**Task requirements**
Reproduce all of the records below line for line, without changing anything.

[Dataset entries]
________________________________________

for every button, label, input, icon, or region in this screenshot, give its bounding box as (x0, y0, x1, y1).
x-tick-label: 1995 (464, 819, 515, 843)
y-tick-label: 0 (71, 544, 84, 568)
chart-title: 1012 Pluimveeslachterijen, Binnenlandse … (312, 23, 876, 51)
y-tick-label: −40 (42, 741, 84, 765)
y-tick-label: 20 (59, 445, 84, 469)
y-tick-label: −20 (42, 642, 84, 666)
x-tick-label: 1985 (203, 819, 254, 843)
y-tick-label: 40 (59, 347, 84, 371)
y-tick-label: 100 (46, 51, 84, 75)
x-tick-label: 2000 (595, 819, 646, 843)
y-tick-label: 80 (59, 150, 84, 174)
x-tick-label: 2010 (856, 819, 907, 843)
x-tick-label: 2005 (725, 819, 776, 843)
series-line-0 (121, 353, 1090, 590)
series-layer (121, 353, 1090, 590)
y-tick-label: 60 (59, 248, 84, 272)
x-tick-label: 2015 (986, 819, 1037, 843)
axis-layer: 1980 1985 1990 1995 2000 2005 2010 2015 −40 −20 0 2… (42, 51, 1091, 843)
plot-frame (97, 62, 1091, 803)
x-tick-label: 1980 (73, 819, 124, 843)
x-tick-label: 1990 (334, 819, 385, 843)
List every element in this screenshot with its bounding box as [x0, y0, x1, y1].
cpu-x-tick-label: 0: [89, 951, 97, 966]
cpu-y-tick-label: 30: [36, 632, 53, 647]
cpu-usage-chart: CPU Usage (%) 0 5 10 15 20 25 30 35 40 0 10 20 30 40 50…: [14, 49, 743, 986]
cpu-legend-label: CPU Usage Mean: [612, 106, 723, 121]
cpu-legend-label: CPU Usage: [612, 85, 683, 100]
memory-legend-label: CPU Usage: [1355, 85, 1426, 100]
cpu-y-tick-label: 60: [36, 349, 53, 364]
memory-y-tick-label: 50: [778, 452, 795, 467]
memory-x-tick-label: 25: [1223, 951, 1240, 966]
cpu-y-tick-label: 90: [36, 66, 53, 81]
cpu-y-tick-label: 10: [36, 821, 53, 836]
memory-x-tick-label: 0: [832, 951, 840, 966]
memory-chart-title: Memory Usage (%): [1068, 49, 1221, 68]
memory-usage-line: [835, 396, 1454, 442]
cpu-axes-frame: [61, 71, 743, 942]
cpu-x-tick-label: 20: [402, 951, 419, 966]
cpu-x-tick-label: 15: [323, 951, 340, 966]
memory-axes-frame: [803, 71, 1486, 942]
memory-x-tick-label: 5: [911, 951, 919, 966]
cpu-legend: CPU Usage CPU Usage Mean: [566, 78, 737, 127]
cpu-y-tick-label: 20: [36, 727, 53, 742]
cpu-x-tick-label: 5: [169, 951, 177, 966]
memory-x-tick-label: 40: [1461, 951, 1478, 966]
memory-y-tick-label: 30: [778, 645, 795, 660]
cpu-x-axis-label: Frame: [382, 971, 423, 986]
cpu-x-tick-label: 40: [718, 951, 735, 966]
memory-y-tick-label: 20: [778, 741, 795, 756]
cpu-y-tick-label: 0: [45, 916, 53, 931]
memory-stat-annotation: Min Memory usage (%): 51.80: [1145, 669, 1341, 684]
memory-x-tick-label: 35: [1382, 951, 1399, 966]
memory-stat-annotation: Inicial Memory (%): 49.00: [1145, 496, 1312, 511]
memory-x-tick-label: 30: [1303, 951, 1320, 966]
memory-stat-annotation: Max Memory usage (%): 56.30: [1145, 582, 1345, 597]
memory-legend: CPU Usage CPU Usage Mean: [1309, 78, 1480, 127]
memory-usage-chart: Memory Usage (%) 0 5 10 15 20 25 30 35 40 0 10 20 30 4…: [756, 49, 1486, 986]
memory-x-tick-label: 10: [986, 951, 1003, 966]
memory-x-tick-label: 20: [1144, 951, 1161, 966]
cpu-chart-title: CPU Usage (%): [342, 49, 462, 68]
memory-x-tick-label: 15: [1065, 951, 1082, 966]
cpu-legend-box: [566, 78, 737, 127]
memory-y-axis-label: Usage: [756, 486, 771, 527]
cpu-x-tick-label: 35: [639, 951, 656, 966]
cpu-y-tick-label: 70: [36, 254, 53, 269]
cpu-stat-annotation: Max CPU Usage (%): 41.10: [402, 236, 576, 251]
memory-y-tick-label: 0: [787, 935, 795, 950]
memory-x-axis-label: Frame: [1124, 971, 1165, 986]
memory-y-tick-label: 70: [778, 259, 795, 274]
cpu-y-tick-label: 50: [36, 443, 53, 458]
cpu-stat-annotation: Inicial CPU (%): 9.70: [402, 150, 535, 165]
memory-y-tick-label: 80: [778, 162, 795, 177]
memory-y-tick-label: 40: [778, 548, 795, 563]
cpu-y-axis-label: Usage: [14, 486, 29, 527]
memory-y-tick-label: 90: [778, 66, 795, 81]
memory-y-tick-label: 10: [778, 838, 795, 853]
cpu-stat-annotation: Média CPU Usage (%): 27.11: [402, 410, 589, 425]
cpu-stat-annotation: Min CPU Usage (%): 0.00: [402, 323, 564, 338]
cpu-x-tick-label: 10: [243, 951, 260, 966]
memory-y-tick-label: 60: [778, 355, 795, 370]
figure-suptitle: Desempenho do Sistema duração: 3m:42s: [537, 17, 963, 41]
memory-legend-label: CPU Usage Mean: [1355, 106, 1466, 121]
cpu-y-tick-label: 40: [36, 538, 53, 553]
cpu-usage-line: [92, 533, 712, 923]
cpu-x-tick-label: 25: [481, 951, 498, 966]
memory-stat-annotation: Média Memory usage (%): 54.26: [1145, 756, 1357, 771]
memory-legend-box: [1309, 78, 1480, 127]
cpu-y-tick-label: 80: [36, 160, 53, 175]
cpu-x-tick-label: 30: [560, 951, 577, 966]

________________________________________

**Final answer**
for every button, label, input, icon, or region in this screenshot, give its bounding box as (x0, y0, x1, y1).
x-tick-label: 1995 (464, 819, 515, 843)
y-tick-label: 0 (71, 544, 84, 568)
chart-title: 1012 Pluimveeslachterijen, Binnenlandse … (312, 23, 876, 51)
y-tick-label: −40 (42, 741, 84, 765)
y-tick-label: 20 (59, 445, 84, 469)
y-tick-label: −20 (42, 642, 84, 666)
x-tick-label: 1985 (203, 819, 254, 843)
y-tick-label: 40 (59, 347, 84, 371)
y-tick-label: 100 (46, 51, 84, 75)
x-tick-label: 2000 (595, 819, 646, 843)
y-tick-label: 80 (59, 150, 84, 174)
x-tick-label: 2010 (856, 819, 907, 843)
x-tick-label: 2005 (725, 819, 776, 843)
series-line-0 (121, 353, 1090, 590)
series-layer (121, 353, 1090, 590)
y-tick-label: 60 (59, 248, 84, 272)
x-tick-label: 2015 (986, 819, 1037, 843)
axis-layer: 1980 1985 1990 1995 2000 2005 2010 2015 −40 −20 0 2… (42, 51, 1091, 843)
plot-frame (97, 62, 1091, 803)
x-tick-label: 1980 (73, 819, 124, 843)
x-tick-label: 1990 (334, 819, 385, 843)
List every element in this screenshot with its bounding box as [x0, y0, x1, y1].
cpu-x-tick-label: 0: [89, 951, 97, 966]
cpu-y-tick-label: 30: [36, 632, 53, 647]
cpu-usage-chart: CPU Usage (%) 0 5 10 15 20 25 30 35 40 0 10 20 30 40 50…: [14, 49, 743, 986]
cpu-legend-label: CPU Usage Mean: [612, 106, 723, 121]
cpu-legend-label: CPU Usage: [612, 85, 683, 100]
memory-legend-label: CPU Usage: [1355, 85, 1426, 100]
cpu-y-tick-label: 60: [36, 349, 53, 364]
memory-y-tick-label: 50: [778, 452, 795, 467]
memory-x-tick-label: 25: [1223, 951, 1240, 966]
cpu-y-tick-label: 90: [36, 66, 53, 81]
cpu-y-tick-label: 10: [36, 821, 53, 836]
memory-x-tick-label: 0: [832, 951, 840, 966]
memory-chart-title: Memory Usage (%): [1068, 49, 1221, 68]
memory-usage-line: [835, 396, 1454, 442]
cpu-axes-frame: [61, 71, 743, 942]
cpu-x-tick-label: 20: [402, 951, 419, 966]
cpu-x-tick-label: 15: [323, 951, 340, 966]
memory-axes-frame: [803, 71, 1486, 942]
memory-x-tick-label: 5: [911, 951, 919, 966]
cpu-legend: CPU Usage CPU Usage Mean: [566, 78, 737, 127]
cpu-y-tick-label: 20: [36, 727, 53, 742]
cpu-x-tick-label: 5: [169, 951, 177, 966]
memory-x-tick-label: 40: [1461, 951, 1478, 966]
memory-y-tick-label: 30: [778, 645, 795, 660]
cpu-x-axis-label: Frame: [382, 971, 423, 986]
cpu-x-tick-label: 40: [718, 951, 735, 966]
memory-y-tick-label: 20: [778, 741, 795, 756]
cpu-y-tick-label: 0: [45, 916, 53, 931]
memory-stat-annotation: Min Memory usage (%): 51.80: [1145, 669, 1341, 684]
memory-x-tick-label: 35: [1382, 951, 1399, 966]
memory-stat-annotation: Inicial Memory (%): 49.00: [1145, 496, 1312, 511]
memory-x-tick-label: 30: [1303, 951, 1320, 966]
memory-stat-annotation: Max Memory usage (%): 56.30: [1145, 582, 1345, 597]
memory-legend: CPU Usage CPU Usage Mean: [1309, 78, 1480, 127]
memory-usage-chart: Memory Usage (%) 0 5 10 15 20 25 30 35 40 0 10 20 30 4…: [756, 49, 1486, 986]
memory-x-tick-label: 10: [986, 951, 1003, 966]
memory-x-tick-label: 20: [1144, 951, 1161, 966]
cpu-chart-title: CPU Usage (%): [342, 49, 462, 68]
memory-x-tick-label: 15: [1065, 951, 1082, 966]
cpu-legend-box: [566, 78, 737, 127]
memory-y-axis-label: Usage: [756, 486, 771, 527]
cpu-x-tick-label: 35: [639, 951, 656, 966]
cpu-y-tick-label: 70: [36, 254, 53, 269]
cpu-stat-annotation: Max CPU Usage (%): 41.10: [402, 236, 576, 251]
memory-y-tick-label: 0: [787, 935, 795, 950]
memory-x-axis-label: Frame: [1124, 971, 1165, 986]
memory-y-tick-label: 70: [778, 259, 795, 274]
cpu-y-tick-label: 50: [36, 443, 53, 458]
cpu-stat-annotation: Inicial CPU (%): 9.70: [402, 150, 535, 165]
memory-y-tick-label: 80: [778, 162, 795, 177]
memory-y-tick-label: 40: [778, 548, 795, 563]
cpu-y-axis-label: Usage: [14, 486, 29, 527]
memory-y-tick-label: 90: [778, 66, 795, 81]
memory-y-tick-label: 10: [778, 838, 795, 853]
cpu-stat-annotation: Média CPU Usage (%): 27.11: [402, 410, 589, 425]
cpu-stat-annotation: Min CPU Usage (%): 0.00: [402, 323, 564, 338]
cpu-x-tick-label: 10: [243, 951, 260, 966]
memory-y-tick-label: 60: [778, 355, 795, 370]
figure-suptitle: Desempenho do Sistema duração: 3m:42s: [537, 17, 963, 41]
memory-legend-label: CPU Usage Mean: [1355, 106, 1466, 121]
cpu-y-tick-label: 40: [36, 538, 53, 553]
cpu-usage-line: [92, 533, 712, 923]
cpu-x-tick-label: 25: [481, 951, 498, 966]
memory-stat-annotation: Média Memory usage (%): 54.26: [1145, 756, 1357, 771]
memory-legend-box: [1309, 78, 1480, 127]
cpu-y-tick-label: 80: [36, 160, 53, 175]
cpu-x-tick-label: 30: [560, 951, 577, 966]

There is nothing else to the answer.